--- Begin SOURCE MATERIAL ---

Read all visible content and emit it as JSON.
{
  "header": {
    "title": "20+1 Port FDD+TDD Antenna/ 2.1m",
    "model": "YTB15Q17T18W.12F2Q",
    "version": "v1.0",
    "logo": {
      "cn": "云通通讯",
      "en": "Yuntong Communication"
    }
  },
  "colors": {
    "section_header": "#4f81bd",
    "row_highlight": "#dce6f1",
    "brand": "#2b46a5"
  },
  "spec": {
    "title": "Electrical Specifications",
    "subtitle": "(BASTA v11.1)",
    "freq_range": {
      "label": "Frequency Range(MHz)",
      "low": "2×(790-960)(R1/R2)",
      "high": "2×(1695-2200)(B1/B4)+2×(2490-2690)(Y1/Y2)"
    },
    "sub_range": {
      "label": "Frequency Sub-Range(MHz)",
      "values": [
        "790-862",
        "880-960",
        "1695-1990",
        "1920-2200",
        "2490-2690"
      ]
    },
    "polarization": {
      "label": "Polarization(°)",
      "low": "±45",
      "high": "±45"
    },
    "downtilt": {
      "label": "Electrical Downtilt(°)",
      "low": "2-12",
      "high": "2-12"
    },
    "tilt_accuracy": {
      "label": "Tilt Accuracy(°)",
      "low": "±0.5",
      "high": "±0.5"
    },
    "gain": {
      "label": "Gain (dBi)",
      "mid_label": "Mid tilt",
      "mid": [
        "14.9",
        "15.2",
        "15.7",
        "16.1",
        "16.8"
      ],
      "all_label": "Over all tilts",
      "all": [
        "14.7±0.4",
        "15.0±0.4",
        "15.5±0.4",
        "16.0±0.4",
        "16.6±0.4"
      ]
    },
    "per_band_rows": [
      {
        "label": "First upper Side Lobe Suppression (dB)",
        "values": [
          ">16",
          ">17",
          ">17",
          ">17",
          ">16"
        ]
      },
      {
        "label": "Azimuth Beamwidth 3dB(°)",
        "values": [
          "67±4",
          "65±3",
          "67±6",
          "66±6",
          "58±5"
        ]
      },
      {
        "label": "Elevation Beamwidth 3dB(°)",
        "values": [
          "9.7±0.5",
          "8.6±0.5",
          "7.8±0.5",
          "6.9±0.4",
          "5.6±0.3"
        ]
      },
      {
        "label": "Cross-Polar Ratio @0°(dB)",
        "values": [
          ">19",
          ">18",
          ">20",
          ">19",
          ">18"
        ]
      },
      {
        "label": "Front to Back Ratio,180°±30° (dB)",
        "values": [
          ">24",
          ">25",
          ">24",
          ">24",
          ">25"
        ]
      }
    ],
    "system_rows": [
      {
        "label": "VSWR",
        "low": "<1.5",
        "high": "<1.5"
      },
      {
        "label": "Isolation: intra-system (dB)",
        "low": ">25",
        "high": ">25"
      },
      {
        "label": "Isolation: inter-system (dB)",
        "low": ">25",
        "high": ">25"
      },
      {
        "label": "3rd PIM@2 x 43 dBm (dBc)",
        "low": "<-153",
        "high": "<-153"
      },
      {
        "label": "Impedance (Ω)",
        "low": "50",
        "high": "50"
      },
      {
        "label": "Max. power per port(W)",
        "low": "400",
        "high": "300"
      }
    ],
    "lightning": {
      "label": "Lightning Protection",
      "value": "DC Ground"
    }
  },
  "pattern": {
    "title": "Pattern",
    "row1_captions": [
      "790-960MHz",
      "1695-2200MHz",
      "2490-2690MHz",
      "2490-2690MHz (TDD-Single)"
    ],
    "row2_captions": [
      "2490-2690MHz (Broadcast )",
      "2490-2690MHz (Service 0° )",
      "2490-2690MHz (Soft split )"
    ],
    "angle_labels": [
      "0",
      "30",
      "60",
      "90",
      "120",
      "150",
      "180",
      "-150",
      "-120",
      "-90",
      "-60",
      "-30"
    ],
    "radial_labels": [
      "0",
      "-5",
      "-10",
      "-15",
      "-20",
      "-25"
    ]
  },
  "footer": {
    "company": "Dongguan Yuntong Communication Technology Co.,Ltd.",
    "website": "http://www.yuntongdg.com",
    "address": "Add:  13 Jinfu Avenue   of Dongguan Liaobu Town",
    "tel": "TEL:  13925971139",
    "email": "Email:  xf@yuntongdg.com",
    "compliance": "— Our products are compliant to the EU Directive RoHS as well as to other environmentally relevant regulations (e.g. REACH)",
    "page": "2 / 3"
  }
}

--- End SOURCE MATERIAL ---

BRIEF — Copy out each line of the data containing the string "Ratio".

TASK RESPONSE —
        "label": "Cross-Polar Ratio @0°(dB)",
        "label": "Front to Back Ratio,180°±30° (dB)",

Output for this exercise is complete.